**What is required**: Your reply should be a single number: how many lines contain the string "this".

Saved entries
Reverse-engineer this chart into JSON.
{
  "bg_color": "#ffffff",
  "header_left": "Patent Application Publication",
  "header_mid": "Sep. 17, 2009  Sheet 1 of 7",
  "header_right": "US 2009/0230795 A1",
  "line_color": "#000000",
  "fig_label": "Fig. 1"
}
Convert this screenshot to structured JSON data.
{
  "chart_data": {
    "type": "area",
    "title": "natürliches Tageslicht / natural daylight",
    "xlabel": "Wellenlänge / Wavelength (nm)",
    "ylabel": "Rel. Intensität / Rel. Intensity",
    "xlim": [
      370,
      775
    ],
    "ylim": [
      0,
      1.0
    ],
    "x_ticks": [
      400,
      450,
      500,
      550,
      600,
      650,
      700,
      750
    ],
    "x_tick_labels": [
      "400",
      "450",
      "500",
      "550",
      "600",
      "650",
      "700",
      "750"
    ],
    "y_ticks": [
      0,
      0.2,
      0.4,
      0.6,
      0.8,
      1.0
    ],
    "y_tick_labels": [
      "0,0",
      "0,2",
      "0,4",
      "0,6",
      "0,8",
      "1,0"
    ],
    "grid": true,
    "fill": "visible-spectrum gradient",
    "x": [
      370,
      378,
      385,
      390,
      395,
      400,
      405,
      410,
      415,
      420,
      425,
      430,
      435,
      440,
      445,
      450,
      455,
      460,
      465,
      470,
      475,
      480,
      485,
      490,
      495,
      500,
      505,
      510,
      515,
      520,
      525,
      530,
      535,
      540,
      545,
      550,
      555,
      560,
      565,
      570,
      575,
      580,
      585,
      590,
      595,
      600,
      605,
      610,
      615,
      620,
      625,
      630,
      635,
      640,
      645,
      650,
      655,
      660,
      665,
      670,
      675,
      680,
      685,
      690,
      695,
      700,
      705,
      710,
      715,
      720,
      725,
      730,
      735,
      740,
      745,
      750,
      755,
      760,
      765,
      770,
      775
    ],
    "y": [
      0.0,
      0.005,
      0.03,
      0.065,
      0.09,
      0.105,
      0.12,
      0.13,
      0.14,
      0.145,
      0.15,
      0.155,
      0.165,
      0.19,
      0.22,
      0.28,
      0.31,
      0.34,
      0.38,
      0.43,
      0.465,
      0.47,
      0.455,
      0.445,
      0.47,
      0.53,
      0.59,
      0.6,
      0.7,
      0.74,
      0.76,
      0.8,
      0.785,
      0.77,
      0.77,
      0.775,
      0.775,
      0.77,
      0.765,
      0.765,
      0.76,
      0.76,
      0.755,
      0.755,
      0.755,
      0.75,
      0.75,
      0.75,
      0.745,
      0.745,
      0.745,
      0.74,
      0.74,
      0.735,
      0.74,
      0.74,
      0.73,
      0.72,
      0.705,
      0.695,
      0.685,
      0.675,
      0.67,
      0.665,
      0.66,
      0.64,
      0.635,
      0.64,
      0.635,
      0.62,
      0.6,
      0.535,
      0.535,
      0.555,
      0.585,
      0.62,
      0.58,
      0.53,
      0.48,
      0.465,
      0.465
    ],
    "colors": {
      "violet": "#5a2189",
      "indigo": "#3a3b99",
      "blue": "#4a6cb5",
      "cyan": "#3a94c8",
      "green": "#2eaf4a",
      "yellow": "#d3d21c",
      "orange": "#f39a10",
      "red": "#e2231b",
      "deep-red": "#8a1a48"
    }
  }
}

**Task response**: 2